_EXCERPTED TEXT_
= Beginning of Section =

We will now use lxml to create a programmatic access to the content from HackerNews.

Analyzing HTML Content


In [5]:
page = html.fromstring(response.content)
page


Out[5]:
<Element html at 0x103fc0578>

CSS Selectors

For those of you who are web designers, you are likely very familiar with Cascading Stylesheets (CSS). Here is an example for how to use CSS selector for finding specific HTML elements


In [7]:
posts = page.cssselect('.title')

In [8]:
len(posts)


Out[8]:
61

Details of how to use CSS selectors can be found in the w3 schools site:

http://www.w3schools.com/cssref/css_selectors.asp

XPath

Alternatively, we can use a standard called "XPath" to find specific content in the HTML.

= End of Section =

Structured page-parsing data
= Beginning of Section =

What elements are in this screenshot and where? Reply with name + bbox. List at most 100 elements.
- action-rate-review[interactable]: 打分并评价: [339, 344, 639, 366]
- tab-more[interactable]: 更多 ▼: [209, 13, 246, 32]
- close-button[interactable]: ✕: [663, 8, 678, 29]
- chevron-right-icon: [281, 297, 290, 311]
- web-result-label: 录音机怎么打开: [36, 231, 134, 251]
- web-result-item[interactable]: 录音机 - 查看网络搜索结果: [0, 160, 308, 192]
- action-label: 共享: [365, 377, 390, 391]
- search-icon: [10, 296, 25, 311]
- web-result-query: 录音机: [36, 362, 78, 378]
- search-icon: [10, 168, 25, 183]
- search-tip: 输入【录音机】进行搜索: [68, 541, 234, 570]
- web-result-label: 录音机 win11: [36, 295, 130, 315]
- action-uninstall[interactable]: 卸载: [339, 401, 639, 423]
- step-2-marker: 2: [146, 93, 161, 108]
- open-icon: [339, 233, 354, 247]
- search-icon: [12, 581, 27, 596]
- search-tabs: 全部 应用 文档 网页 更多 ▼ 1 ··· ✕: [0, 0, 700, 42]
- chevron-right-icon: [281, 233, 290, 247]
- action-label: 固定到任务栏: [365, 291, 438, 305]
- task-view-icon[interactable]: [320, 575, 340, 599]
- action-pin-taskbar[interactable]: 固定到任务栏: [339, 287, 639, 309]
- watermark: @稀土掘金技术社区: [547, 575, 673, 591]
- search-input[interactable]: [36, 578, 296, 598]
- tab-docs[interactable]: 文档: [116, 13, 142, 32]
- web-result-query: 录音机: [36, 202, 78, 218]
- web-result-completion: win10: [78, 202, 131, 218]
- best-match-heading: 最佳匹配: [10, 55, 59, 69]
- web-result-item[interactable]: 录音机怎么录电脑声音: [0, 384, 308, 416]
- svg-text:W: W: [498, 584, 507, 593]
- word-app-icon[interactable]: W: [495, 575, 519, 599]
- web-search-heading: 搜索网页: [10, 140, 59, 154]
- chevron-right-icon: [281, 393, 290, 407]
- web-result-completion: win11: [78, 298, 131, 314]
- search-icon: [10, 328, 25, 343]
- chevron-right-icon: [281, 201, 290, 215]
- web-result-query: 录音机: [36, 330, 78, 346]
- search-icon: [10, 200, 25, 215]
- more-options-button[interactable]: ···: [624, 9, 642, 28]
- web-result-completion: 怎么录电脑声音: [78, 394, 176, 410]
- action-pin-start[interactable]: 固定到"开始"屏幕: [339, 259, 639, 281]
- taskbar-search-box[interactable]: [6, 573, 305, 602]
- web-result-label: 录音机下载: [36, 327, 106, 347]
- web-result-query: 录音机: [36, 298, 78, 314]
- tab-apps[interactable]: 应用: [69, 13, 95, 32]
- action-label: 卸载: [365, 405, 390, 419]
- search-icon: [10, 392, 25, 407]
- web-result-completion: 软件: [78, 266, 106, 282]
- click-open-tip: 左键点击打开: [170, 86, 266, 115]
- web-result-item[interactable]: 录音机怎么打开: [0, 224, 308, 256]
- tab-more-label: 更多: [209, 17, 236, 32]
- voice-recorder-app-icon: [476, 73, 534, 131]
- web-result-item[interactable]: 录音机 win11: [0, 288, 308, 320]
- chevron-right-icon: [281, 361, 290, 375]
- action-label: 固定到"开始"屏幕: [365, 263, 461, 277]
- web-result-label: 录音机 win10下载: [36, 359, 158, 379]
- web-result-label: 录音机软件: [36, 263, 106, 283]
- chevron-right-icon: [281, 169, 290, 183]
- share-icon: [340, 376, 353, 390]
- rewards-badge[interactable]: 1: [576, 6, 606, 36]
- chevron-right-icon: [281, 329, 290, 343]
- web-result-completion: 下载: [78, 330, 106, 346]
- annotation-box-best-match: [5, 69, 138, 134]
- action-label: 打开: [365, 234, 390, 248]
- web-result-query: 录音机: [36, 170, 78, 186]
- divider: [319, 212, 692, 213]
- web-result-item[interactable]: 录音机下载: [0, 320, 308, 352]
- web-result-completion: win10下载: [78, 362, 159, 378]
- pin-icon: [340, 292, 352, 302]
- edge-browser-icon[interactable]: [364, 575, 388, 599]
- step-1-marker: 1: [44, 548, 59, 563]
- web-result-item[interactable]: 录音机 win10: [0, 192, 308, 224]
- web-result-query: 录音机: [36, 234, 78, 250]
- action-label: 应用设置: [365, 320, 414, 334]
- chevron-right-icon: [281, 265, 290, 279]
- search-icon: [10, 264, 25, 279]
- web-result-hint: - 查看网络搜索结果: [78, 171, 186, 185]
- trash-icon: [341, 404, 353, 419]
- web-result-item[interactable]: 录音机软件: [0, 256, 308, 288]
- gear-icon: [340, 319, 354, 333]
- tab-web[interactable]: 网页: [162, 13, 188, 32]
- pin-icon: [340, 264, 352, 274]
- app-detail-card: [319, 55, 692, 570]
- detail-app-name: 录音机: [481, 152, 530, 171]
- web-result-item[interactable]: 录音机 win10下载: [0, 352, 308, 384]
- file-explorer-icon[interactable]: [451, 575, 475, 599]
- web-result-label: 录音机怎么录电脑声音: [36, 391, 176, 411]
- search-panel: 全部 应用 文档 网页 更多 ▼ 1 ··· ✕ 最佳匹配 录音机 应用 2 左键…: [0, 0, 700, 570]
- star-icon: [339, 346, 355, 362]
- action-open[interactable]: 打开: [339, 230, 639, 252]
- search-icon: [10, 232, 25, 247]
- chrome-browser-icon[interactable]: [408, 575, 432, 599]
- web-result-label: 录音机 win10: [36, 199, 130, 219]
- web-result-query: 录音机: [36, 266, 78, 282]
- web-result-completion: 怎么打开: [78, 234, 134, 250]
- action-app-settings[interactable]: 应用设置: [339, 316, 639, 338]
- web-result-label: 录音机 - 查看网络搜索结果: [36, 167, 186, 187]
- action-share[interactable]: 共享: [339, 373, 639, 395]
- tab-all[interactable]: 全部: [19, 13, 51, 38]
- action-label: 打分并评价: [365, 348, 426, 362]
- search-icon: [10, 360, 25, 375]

= End of Section =

_ACTION ITEM 1_
Set down the lxml excerpt verbatim, starting with "We will now" and going on through "page = html.fromstring(response.content)".
_ACTION ITEM 2_
Put this sentence from the lxml excerpt into Spanish: "Alternatively, we can use a standard called 'XPath' to find specific content in the HTML."
Work from the lxml excerpt alone.

_TASK SOLUTION 1_
We will now use lxml to create a programmatic access to the content from HackerNews.

Analyzing HTML Content


In [5]:
page = html.fromstring(response.content)

_TASK SOLUTION 2_
Como alternativa, podemos usar un estándar llamado «XPath» para encontrar contenido específico en el HTML.